'''

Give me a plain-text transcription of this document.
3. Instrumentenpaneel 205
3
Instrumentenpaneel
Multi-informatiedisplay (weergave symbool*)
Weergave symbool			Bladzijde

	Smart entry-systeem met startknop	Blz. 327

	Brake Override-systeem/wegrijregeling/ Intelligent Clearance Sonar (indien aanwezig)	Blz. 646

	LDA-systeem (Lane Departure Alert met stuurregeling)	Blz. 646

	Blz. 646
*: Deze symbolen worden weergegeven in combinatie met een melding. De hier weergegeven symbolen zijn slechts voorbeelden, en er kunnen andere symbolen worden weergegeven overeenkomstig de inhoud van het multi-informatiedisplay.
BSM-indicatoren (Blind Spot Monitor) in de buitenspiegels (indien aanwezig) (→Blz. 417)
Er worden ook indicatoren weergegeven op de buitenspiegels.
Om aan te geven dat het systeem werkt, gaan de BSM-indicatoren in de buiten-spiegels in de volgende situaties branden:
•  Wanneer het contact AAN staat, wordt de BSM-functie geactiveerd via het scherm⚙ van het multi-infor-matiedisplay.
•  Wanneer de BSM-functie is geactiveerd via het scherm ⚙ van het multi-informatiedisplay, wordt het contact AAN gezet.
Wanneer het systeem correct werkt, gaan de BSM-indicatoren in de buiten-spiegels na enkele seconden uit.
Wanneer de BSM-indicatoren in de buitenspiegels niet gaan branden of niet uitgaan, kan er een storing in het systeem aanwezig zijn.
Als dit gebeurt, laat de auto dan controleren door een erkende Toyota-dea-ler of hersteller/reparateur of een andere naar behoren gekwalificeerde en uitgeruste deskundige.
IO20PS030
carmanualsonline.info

'''

[Written problem]: Copy each line from the data above that includes "Wanneer".

[Exercise response]:
•  Wanneer het contact AAN staat, wordt de BSM-functie geactiveerd via het scherm⚙ van het multi-infor-matiedisplay.
•  Wanneer de BSM-functie is geactiveerd via het scherm ⚙ van het multi-informatiedisplay, wordt het contact AAN gezet.
Wanneer het systeem correct werkt, gaan de BSM-indicatoren in de buiten-spiegels na enkele seconden uit.
Wanneer de BSM-indicatoren in de buitenspiegels niet gaan branden of niet uitgaan, kan er een storing in het systeem aanwezig zijn.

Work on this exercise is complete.